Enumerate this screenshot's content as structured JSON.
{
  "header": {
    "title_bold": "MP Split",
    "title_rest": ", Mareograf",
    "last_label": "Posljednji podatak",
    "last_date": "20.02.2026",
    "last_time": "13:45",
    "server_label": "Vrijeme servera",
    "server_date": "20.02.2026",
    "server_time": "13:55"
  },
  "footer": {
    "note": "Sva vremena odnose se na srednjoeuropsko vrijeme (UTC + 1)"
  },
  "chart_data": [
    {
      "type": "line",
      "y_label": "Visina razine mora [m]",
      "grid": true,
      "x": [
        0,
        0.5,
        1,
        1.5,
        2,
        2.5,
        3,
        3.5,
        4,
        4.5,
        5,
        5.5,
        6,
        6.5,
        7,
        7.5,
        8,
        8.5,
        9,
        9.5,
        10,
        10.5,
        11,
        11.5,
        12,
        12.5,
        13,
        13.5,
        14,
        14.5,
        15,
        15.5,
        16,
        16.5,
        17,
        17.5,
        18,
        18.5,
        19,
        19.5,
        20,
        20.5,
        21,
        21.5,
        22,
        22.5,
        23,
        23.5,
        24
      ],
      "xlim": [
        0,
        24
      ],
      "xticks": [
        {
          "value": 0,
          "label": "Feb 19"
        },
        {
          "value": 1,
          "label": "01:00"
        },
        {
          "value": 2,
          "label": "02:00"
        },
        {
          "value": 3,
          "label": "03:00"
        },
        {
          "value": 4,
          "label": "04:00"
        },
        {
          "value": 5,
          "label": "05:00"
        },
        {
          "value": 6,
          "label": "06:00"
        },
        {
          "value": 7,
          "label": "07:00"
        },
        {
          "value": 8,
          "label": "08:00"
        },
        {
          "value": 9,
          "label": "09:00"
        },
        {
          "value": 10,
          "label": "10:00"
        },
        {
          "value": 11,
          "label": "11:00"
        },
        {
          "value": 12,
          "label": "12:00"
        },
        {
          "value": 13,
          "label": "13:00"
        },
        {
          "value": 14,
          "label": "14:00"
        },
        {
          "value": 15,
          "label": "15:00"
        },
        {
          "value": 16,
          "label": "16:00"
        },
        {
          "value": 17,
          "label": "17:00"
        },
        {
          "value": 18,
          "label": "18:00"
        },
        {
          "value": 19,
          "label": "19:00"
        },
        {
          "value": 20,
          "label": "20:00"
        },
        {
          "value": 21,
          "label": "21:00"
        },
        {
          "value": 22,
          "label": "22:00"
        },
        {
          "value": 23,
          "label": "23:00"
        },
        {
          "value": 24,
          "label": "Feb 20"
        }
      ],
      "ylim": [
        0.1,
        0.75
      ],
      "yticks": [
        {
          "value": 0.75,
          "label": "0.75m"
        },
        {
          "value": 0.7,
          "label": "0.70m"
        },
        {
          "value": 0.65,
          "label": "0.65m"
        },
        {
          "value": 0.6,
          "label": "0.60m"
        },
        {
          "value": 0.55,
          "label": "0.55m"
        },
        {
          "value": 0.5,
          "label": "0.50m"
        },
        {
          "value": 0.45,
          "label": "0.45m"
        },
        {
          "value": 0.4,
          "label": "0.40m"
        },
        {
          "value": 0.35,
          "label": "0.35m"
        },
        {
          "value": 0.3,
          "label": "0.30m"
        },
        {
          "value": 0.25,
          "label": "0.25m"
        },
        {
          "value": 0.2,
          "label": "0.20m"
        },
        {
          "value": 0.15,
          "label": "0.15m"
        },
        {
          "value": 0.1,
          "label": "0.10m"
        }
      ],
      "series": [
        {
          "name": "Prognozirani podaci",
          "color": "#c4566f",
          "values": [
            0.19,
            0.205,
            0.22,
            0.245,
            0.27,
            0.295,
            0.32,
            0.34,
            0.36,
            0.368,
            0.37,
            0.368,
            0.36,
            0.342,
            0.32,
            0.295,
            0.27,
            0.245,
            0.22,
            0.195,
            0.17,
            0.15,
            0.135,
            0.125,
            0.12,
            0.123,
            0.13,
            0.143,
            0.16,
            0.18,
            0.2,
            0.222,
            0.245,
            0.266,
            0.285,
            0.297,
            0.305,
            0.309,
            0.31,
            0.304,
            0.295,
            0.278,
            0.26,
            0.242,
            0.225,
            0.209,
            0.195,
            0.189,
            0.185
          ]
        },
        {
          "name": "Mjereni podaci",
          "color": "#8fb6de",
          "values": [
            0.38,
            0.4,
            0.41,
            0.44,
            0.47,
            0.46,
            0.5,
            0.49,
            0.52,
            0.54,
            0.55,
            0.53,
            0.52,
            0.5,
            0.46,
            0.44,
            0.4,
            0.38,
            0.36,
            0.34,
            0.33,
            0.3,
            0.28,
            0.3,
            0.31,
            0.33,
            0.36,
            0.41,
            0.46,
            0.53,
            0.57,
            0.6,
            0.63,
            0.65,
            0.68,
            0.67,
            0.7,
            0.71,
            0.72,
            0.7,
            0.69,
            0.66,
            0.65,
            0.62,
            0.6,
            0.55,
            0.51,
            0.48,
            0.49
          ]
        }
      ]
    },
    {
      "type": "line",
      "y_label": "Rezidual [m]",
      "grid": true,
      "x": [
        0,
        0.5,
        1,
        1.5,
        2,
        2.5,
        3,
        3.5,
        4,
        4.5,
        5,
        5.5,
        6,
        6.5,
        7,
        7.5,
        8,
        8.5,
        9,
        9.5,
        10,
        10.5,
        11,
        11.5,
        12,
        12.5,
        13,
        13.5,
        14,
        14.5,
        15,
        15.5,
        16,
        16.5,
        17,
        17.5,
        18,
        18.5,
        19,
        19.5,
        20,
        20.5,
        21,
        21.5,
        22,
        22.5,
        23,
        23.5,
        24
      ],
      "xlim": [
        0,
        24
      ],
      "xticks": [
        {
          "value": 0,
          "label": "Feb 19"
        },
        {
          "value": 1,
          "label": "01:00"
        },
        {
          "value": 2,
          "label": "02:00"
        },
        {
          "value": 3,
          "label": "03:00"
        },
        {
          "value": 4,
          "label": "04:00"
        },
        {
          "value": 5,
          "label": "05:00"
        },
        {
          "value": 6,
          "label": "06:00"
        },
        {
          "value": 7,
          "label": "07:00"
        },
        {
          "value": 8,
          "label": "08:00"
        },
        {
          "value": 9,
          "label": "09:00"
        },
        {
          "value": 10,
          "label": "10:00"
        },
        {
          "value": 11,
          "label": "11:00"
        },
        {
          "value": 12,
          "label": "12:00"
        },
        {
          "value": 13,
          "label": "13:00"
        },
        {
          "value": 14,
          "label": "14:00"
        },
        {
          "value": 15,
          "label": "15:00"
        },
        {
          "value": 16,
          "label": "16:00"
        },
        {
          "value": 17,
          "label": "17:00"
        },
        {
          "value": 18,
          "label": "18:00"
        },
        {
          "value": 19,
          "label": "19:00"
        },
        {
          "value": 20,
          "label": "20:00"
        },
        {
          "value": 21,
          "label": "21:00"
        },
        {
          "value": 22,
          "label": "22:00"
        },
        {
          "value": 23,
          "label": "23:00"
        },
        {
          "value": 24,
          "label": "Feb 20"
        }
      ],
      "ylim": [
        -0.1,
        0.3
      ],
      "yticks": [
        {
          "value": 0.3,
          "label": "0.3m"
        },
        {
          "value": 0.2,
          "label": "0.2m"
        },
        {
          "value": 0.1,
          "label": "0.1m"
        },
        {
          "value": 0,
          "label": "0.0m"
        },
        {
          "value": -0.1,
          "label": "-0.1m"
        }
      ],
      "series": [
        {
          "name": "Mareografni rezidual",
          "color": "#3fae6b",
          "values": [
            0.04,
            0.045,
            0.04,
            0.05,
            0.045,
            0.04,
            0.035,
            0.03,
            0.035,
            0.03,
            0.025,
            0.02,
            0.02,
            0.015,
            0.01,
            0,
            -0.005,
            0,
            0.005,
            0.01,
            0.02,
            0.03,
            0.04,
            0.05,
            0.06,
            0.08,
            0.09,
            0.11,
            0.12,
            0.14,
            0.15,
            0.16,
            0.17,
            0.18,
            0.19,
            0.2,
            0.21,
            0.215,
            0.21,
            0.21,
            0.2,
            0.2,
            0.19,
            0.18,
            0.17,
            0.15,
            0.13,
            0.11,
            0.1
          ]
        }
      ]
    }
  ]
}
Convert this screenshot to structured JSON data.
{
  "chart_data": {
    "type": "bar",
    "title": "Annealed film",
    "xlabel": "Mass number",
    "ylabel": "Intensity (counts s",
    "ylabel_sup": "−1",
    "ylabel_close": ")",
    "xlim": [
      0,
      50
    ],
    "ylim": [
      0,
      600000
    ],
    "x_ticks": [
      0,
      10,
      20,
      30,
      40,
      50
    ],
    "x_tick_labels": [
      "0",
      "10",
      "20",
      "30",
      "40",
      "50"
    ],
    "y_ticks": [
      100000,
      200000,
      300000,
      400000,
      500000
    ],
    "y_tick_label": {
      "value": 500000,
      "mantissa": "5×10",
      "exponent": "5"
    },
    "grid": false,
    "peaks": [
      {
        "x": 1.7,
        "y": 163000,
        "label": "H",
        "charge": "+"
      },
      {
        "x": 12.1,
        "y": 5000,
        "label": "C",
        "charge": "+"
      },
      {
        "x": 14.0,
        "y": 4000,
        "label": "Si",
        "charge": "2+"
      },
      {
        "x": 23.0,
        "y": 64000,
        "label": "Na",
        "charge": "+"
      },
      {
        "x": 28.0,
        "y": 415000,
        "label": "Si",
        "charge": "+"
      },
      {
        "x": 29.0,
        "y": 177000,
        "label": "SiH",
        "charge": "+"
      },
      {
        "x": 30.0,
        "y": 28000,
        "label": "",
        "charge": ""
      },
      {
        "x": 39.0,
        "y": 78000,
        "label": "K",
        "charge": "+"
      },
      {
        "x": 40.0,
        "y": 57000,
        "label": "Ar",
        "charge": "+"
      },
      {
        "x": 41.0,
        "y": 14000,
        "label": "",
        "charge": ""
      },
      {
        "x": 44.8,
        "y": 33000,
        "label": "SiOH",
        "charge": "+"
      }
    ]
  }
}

___

§ **The problem**: In the listing above, find the line containing "Convert this screenshot", then reproduce it and each line after it through the end, exactly and with nothing added.

§ **Written response**:
Convert this screenshot to structured JSON data.
{
  "chart_data": {
    "type": "bar",
    "title": "Annealed film",
    "xlabel": "Mass number",
    "ylabel": "Intensity (counts s",
    "ylabel_sup": "−1",
    "ylabel_close": ")",
    "xlim": [
      0,
      50
    ],
    "ylim": [
      0,
      600000
    ],
    "x_ticks": [
      0,
      10,
      20,
      30,
      40,
      50
    ],
    "x_tick_labels": [
      "0",
      "10",
      "20",
      "30",
      "40",
      "50"
    ],
    "y_ticks": [
      100000,
      200000,
      300000,
      400000,
      500000
    ],
    "y_tick_label": {
      "value": 500000,
      "mantissa": "5×10",
      "exponent": "5"
    },
    "grid": false,
    "peaks": [
      {
        "x": 1.7,
        "y": 163000,
        "label": "H",
        "charge": "+"
      },
      {
        "x": 12.1,
        "y": 5000,
        "label": "C",
        "charge": "+"
      },
      {
        "x": 14.0,
        "y": 4000,
        "label": "Si",
        "charge": "2+"
      },
      {
        "x": 23.0,
        "y": 64000,
        "label": "Na",
        "charge": "+"
      },
      {
        "x": 28.0,
        "y": 415000,
        "label": "Si",
        "charge": "+"
      },
      {
        "x": 29.0,
        "y": 177000,
        "label": "SiH",
        "charge": "+"
      },
      {
        "x": 30.0,
        "y": 28000,
        "label": "",
        "charge": ""
      },
      {
        "x": 39.0,
        "y": 78000,
        "label": "K",
        "charge": "+"
      },
      {
        "x": 40.0,
        "y": 57000,
        "label": "Ar",
        "charge": "+"
      },
      {
        "x": 41.0,
        "y": 14000,
        "label": "",
        "charge": ""
      },
      {
        "x": 44.8,
        "y": 33000,
        "label": "SiOH",
        "charge": "+"
      }
    ]
  }
}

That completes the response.